* begin *

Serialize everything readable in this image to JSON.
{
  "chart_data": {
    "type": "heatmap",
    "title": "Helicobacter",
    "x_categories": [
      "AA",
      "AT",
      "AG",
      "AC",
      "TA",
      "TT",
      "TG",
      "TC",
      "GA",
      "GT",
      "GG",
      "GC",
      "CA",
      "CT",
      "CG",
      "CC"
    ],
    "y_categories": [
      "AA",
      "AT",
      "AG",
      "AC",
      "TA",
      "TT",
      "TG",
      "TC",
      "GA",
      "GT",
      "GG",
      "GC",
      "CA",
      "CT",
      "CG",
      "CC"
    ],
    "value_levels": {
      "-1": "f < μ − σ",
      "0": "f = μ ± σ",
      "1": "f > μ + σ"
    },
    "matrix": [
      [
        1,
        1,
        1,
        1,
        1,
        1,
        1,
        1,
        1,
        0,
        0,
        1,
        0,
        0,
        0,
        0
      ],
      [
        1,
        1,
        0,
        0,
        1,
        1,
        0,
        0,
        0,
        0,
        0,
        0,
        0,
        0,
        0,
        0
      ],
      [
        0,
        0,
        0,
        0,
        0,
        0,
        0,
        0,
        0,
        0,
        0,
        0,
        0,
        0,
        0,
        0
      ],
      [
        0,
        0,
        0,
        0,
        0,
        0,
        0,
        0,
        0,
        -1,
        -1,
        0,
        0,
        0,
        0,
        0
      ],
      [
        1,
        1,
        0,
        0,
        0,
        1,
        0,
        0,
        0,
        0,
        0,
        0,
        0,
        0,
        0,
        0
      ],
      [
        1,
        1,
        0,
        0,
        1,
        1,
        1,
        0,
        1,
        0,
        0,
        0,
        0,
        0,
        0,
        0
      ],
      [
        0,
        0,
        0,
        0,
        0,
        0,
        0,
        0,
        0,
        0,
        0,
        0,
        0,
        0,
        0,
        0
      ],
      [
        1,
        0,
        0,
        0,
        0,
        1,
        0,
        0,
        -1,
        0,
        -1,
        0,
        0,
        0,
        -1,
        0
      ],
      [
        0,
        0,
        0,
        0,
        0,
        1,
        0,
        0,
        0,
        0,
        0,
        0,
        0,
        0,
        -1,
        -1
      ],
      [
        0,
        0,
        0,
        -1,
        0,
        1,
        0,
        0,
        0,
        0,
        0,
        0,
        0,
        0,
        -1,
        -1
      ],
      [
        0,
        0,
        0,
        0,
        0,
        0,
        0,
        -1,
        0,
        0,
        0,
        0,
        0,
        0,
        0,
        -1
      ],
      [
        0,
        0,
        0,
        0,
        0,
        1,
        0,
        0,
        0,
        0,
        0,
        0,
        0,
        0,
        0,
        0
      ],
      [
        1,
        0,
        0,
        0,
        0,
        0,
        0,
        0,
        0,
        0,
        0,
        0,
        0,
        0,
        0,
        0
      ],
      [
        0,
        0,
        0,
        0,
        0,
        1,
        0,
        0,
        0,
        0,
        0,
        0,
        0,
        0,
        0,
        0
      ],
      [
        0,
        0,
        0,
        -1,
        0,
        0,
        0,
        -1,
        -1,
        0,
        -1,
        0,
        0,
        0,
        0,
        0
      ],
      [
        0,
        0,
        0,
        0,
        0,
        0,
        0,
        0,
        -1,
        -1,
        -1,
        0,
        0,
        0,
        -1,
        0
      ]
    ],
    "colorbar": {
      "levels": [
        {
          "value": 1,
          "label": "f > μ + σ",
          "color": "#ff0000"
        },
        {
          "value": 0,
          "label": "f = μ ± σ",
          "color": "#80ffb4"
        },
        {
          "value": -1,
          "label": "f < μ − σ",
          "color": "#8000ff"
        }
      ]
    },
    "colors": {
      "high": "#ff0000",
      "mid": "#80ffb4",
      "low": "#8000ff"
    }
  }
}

* end *

WHAT IS ASKED:
Repeat every record exactly as written, please.

SOLVED PROBLEM:
Serialize everything readable in this image to JSON.
{
  "chart_data": {
    "type": "heatmap",
    "title": "Helicobacter",
    "x_categories": [
      "AA",
      "AT",
      "AG",
      "AC",
      "TA",
      "TT",
      "TG",
      "TC",
      "GA",
      "GT",
      "GG",
      "GC",
      "CA",
      "CT",
      "CG",
      "CC"
    ],
    "y_categories": [
      "AA",
      "AT",
      "AG",
      "AC",
      "TA",
      "TT",
      "TG",
      "TC",
      "GA",
      "GT",
      "GG",
      "GC",
      "CA",
      "CT",
      "CG",
      "CC"
    ],
    "value_levels": {
      "-1": "f < μ − σ",
      "0": "f = μ ± σ",
      "1": "f > μ + σ"
    },
    "matrix": [
      [
        1,
        1,
        1,
        1,
        1,
        1,
        1,
        1,
        1,
        0,
        0,
        1,
        0,
        0,
        0,
        0
      ],
      [
        1,
        1,
        0,
        0,
        1,
        1,
        0,
        0,
        0,
        0,
        0,
        0,
        0,
        0,
        0,
        0
      ],
      [
        0,
        0,
        0,
        0,
        0,
        0,
        0,
        0,
        0,
        0,
        0,
        0,
        0,
        0,
        0,
        0
      ],
      [
        0,
        0,
        0,
        0,
        0,
        0,
        0,
        0,
        0,
        -1,
        -1,
        0,
        0,
        0,
        0,
        0
      ],
      [
        1,
        1,
        0,
        0,
        0,
        1,
        0,
        0,
        0,
        0,
        0,
        0,
        0,
        0,
        0,
        0
      ],
      [
        1,
        1,
        0,
        0,
        1,
        1,
        1,
        0,
        1,
        0,
        0,
        0,
        0,
        0,
        0,
        0
      ],
      [
        0,
        0,
        0,
        0,
        0,
        0,
        0,
        0,
        0,
        0,
        0,
        0,
        0,
        0,
        0,
        0
      ],
      [
        1,
        0,
        0,
        0,
        0,
        1,
        0,
        0,
        -1,
        0,
        -1,
        0,
        0,
        0,
        -1,
        0
      ],
      [
        0,
        0,
        0,
        0,
        0,
        1,
        0,
        0,
        0,
        0,
        0,
        0,
        0,
        0,
        -1,
        -1
      ],
      [
        0,
        0,
        0,
        -1,
        0,
        1,
        0,
        0,
        0,
        0,
        0,
        0,
        0,
        0,
        -1,
        -1
      ],
      [
        0,
        0,
        0,
        0,
        0,
        0,
        0,
        -1,
        0,
        0,
        0,
        0,
        0,
        0,
        0,
        -1
      ],
      [
        0,
        0,
        0,
        0,
        0,
        1,
        0,
        0,
        0,
        0,
        0,
        0,
        0,
        0,
        0,
        0
      ],
      [
        1,
        0,
        0,
        0,
        0,
        0,
        0,
        0,
        0,
        0,
        0,
        0,
        0,
        0,
        0,
        0
      ],
      [
        0,
        0,
        0,
        0,
        0,
        1,
        0,
        0,
        0,
        0,
        0,
        0,
        0,
        0,
        0,
        0
      ],
      [
        0,
        0,
        0,
        -1,
        0,
        0,
        0,
        -1,
        -1,
        0,
        -1,
        0,
        0,
        0,
        0,
        0
      ],
      [
        0,
        0,
        0,
        0,
        0,
        0,
        0,
        0,
        -1,
        -1,
        -1,
        0,
        0,
        0,
        -1,
        0
      ]
    ],
    "colorbar": {
      "levels": [
        {
          "value": 1,
          "label": "f > μ + σ",
          "color": "#ff0000"
        },
        {
          "value": 0,
          "label": "f = μ ± σ",
          "color": "#80ffb4"
        },
        {
          "value": -1,
          "label": "f < μ − σ",
          "color": "#8000ff"
        }
      ]
    },
    "colors": {
      "high": "#ff0000",
      "mid": "#80ffb4",
      "low": "#8000ff"
    }
  }
}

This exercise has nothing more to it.